-- BEGIN Data shown --

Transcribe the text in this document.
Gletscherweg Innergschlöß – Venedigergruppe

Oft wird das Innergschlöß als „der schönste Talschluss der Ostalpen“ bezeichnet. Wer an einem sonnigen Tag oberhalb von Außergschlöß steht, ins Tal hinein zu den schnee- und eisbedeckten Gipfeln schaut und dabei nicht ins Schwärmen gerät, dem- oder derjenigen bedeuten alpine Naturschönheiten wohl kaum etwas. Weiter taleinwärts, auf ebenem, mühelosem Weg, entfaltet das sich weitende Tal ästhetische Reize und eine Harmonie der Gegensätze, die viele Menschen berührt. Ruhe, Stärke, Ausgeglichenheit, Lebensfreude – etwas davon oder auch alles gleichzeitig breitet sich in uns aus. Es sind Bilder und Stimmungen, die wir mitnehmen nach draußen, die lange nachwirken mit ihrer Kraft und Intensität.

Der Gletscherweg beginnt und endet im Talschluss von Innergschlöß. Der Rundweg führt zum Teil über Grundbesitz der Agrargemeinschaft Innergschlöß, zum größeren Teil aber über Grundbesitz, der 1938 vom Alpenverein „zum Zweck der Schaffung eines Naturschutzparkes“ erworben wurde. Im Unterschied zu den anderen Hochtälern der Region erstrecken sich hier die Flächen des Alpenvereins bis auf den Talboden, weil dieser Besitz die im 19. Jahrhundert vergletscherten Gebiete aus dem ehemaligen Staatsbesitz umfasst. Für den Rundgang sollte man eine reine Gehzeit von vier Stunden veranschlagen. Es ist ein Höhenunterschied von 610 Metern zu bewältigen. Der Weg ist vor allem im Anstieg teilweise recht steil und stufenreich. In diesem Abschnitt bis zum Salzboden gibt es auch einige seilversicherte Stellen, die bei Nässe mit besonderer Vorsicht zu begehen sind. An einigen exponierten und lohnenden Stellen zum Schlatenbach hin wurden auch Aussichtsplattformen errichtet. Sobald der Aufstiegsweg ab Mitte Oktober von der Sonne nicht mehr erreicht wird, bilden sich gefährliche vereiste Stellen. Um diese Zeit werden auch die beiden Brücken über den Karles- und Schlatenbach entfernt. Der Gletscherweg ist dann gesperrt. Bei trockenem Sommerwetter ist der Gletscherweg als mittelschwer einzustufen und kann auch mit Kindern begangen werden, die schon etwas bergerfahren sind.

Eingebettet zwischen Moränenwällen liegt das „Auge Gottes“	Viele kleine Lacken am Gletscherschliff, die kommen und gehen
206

-- END Data shown --
-- BEGIN Data shown --

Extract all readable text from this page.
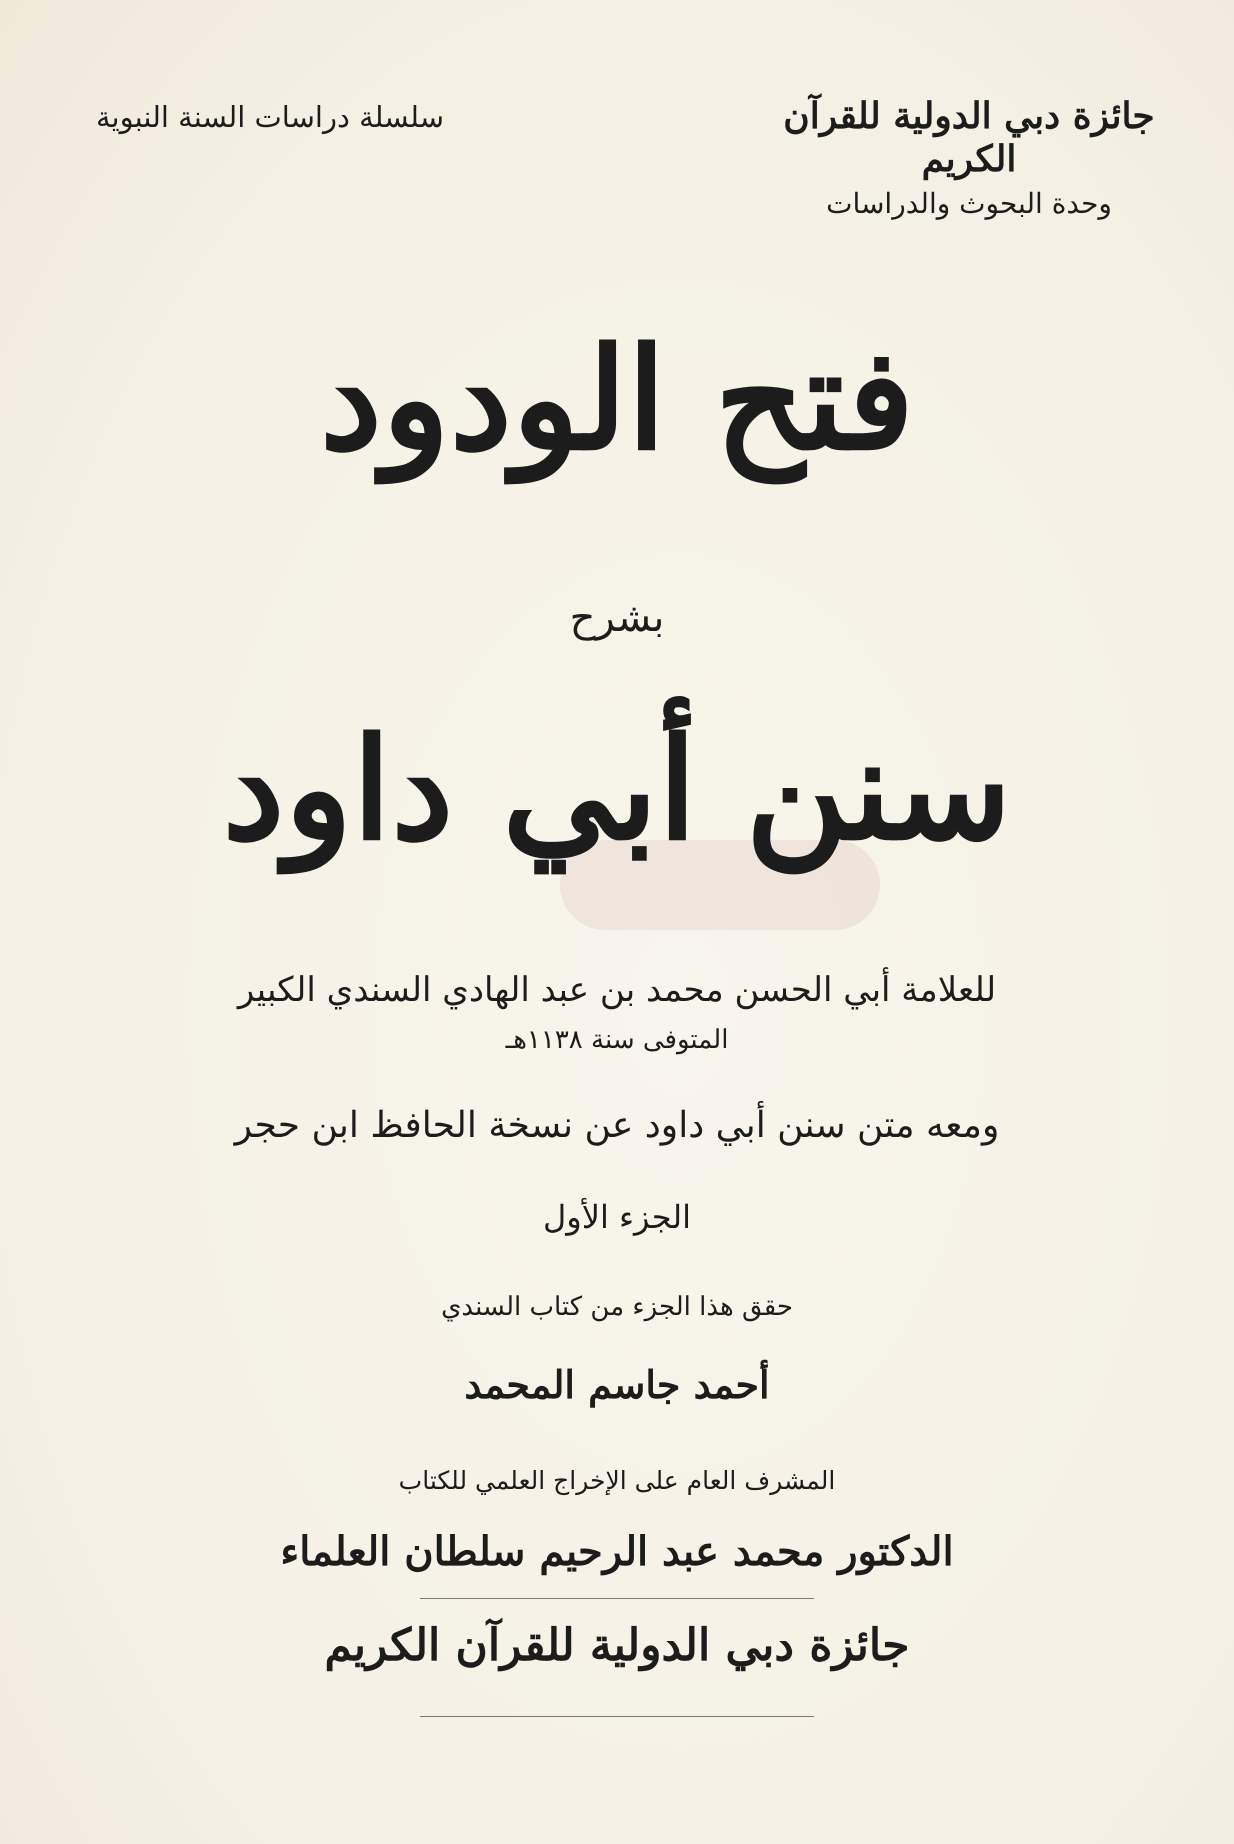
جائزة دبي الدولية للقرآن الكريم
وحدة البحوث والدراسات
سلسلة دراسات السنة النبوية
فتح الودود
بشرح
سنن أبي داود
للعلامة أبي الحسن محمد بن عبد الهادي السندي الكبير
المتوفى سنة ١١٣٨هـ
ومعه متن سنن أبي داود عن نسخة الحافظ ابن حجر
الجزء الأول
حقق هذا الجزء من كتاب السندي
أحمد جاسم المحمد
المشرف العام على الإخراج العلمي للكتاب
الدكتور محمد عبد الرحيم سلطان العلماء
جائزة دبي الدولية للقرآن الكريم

-- END Data shown --

Task directions: List each line of the records that holds the string "this".

Exercise answer:
Transcribe the text in this document.
Extract all readable text from this page.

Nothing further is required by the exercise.